Work instructions: Repeat the data below exactly, dropping any pictures it holds.
※
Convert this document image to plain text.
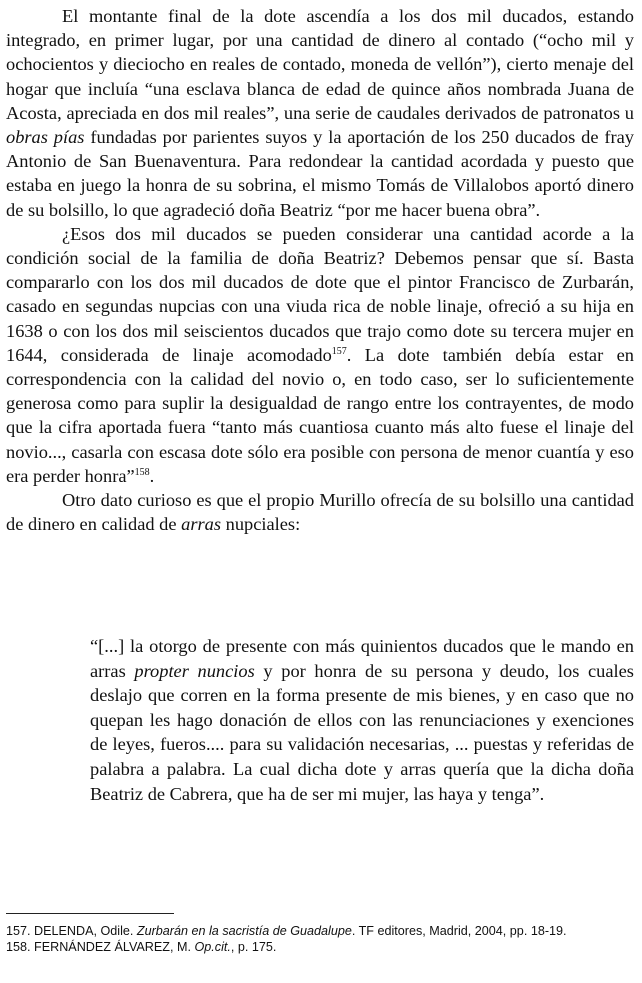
El montante final de la dote ascendía a los dos mil ducados, estando integrado, en primer lugar, por una cantidad de dinero al contado (“ocho mil y ochocientos y dieciocho en reales de contado, moneda de vellón”), cierto menaje del hogar que incluía “una esclava blanca de edad de quince años nombrada Juana de Acosta, apreciada en dos mil reales”, una serie de caudales derivados de patronatos u obras pías fundadas por parientes suyos y la aportación de los 250 ducados de fray Antonio de San Buenaventura. Para redondear la cantidad acordada y puesto que estaba en juego la honra de su sobrina, el mismo Tomás de Villalobos aportó dinero de su bolsillo, lo que agradeció doña Beatriz “por me hacer buena obra”.

¿Esos dos mil ducados se pueden considerar una cantidad acorde a la condición social de la familia de doña Beatriz? Debemos pensar que sí. Basta compararlo con los dos mil ducados de dote que el pintor Francisco de Zurbarán, casado en segundas nupcias con una viuda rica de noble linaje, ofreció a su hija en 1638 o con los dos mil seiscientos ducados que trajo como dote su tercera mujer en 1644, considerada de linaje acomodado$^{157}$. La dote también debía estar en correspondencia con la calidad del novio o, en todo caso, ser lo suficientemente generosa como para suplir la desigualdad de rango entre los contrayentes, de modo que la cifra aportada fuera “tanto más cuantiosa cuanto más alto fuese el linaje del novio..., casarla con escasa dote sólo era posible con persona de menor cuantía y eso era perder honra”$^{158}$.

Otro dato curioso es que el propio Murillo ofrecía de su bolsillo una cantidad de dinero en calidad de arras nupciales:

“[...] la otorgo de presente con más quinientos ducados que le mando en arras propter nuncios y por honra de su persona y deudo, los cuales deslajo que corren en la forma presente de mis bienes, y en caso que no quepan les hago donación de ellos con las renunciaciones y exenciones de leyes, fueros.... para su validación necesarias, ... puestas y referidas de palabra a palabra. La cual dicha dote y arras quería que la dicha doña Beatriz de Cabrera, que ha de ser mi mujer, las haya y tenga”.

157. DELENDA, Odile. Zurbarán en la sacristía de Guadalupe. TF editores, Madrid, 2004, pp. 18-19.

158. FERNÁNDEZ ÁLVAREZ, M. Op.cit., p. 175.
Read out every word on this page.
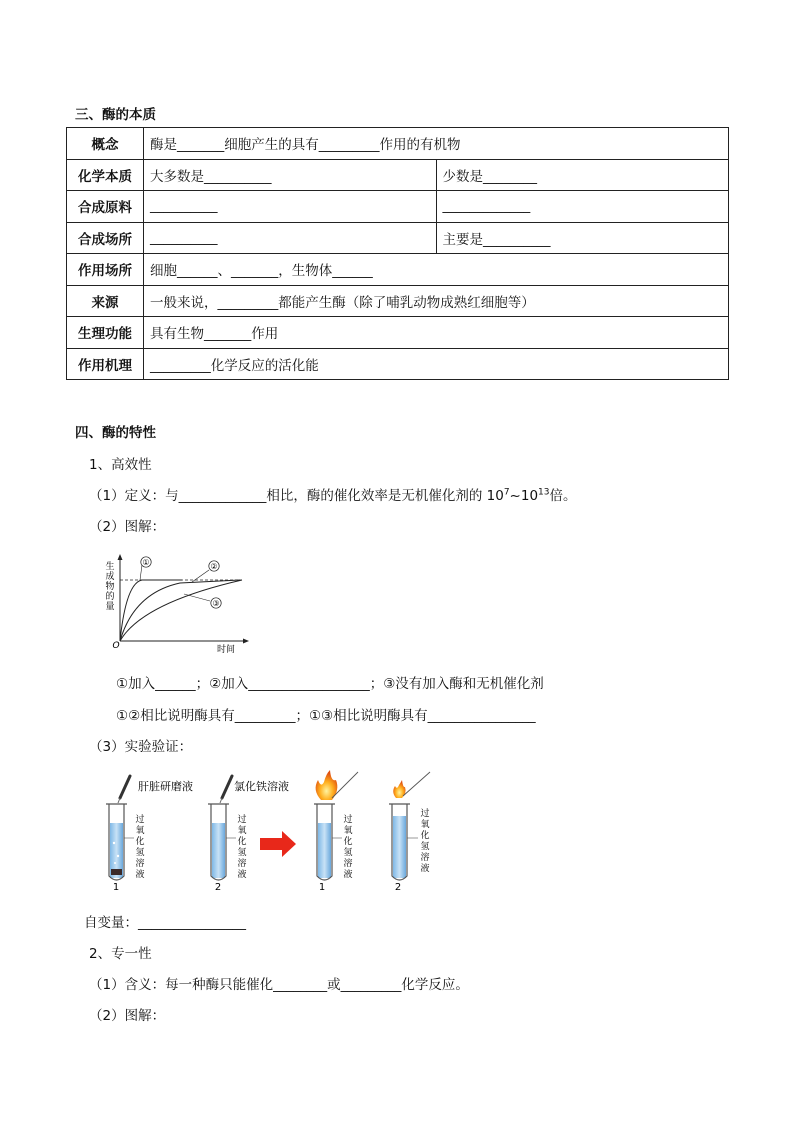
三、酶的本质
概念	酶是_______细胞产生的具有_________作用的有机物	
化学本质	大多数是__________	少数是________
合成原料	__________	_____________
合成场所	__________	主要是__________
作用场所	细胞______、_______，生物体______	
来源	一般来说，_________都能产生酶（除了哺乳动物成熟红细胞等）	
生理功能	具有生物_______作用	
作用机理	_________化学反应的活化能	
四、酶的特性
1、高效性
（1）定义：与_____________相比，酶的催化效率是无机催化剂的 $10^7\sim 10^{13}$倍。
（2）图解：
生成物的量
O	时间
①	②
③
①加入______；②加入__________________；③没有加入酶和无机催化剂
①②相比说明酶具有_________；①③相比说明酶具有________________
（3）实验验证：
肝脏研磨液
过氧化氢溶液
1
氯化铁溶液
过氧化氢溶液
2
过氧化氢溶液
1
过氧化氢溶液
2
自变量：________________
2、专一性
（1）含义：每一种酶只能催化________或_________化学反应。
（2）图解：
※
Output:
Convert this document image to plain text.
El montante final de la dote ascendía a los dos mil ducados, estando integrado, en primer lugar, por una cantidad de dinero al contado (“ocho mil y ochocientos y dieciocho en reales de contado, moneda de vellón”), cierto menaje del hogar que incluía “una esclava blanca de edad de quince años nombrada Juana de Acosta, apreciada en dos mil reales”, una serie de caudales derivados de patronatos u obras pías fundadas por parientes suyos y la aportación de los 250 ducados de fray Antonio de San Buenaventura. Para redondear la cantidad acordada y puesto que estaba en juego la honra de su sobrina, el mismo Tomás de Villalobos aportó dinero de su bolsillo, lo que agradeció doña Beatriz “por me hacer buena obra”.

¿Esos dos mil ducados se pueden considerar una cantidad acorde a la condición social de la familia de doña Beatriz? Debemos pensar que sí. Basta compararlo con los dos mil ducados de dote que el pintor Francisco de Zurbarán, casado en segundas nupcias con una viuda rica de noble linaje, ofreció a su hija en 1638 o con los dos mil seiscientos ducados que trajo como dote su tercera mujer en 1644, considerada de linaje acomodado$^{157}$. La dote también debía estar en correspondencia con la calidad del novio o, en todo caso, ser lo suficientemente generosa como para suplir la desigualdad de rango entre los contrayentes, de modo que la cifra aportada fuera “tanto más cuantiosa cuanto más alto fuese el linaje del novio..., casarla con escasa dote sólo era posible con persona de menor cuantía y eso era perder honra”$^{158}$.

Otro dato curioso es que el propio Murillo ofrecía de su bolsillo una cantidad de dinero en calidad de arras nupciales:

“[...] la otorgo de presente con más quinientos ducados que le mando en arras propter nuncios y por honra de su persona y deudo, los cuales deslajo que corren en la forma presente de mis bienes, y en caso que no quepan les hago donación de ellos con las renunciaciones y exenciones de leyes, fueros.... para su validación necesarias, ... puestas y referidas de palabra a palabra. La cual dicha dote y arras quería que la dicha doña Beatriz de Cabrera, que ha de ser mi mujer, las haya y tenga”.

157. DELENDA, Odile. Zurbarán en la sacristía de Guadalupe. TF editores, Madrid, 2004, pp. 18-19.

158. FERNÁNDEZ ÁLVAREZ, M. Op.cit., p. 175.
Read out every word on this page.
三、酶的本质
概念	酶是_______细胞产生的具有_________作用的有机物	
化学本质	大多数是__________	少数是________
合成原料	__________	_____________
合成场所	__________	主要是__________
作用场所	细胞______、_______，生物体______	
来源	一般来说，_________都能产生酶（除了哺乳动物成熟红细胞等）	
生理功能	具有生物_______作用	
作用机理	_________化学反应的活化能	
四、酶的特性
1、高效性
（1）定义：与_____________相比，酶的催化效率是无机催化剂的 $10^7\sim 10^{13}$倍。
（2）图解：
生成物的量
O	时间
①	②
③
①加入______；②加入__________________；③没有加入酶和无机催化剂
①②相比说明酶具有_________；①③相比说明酶具有________________
（3）实验验证：
肝脏研磨液
过氧化氢溶液
1
氯化铁溶液
过氧化氢溶液
2
过氧化氢溶液
1
过氧化氢溶液
2
自变量：________________
2、专一性
（1）含义：每一种酶只能催化________或_________化学反应。
（2）图解：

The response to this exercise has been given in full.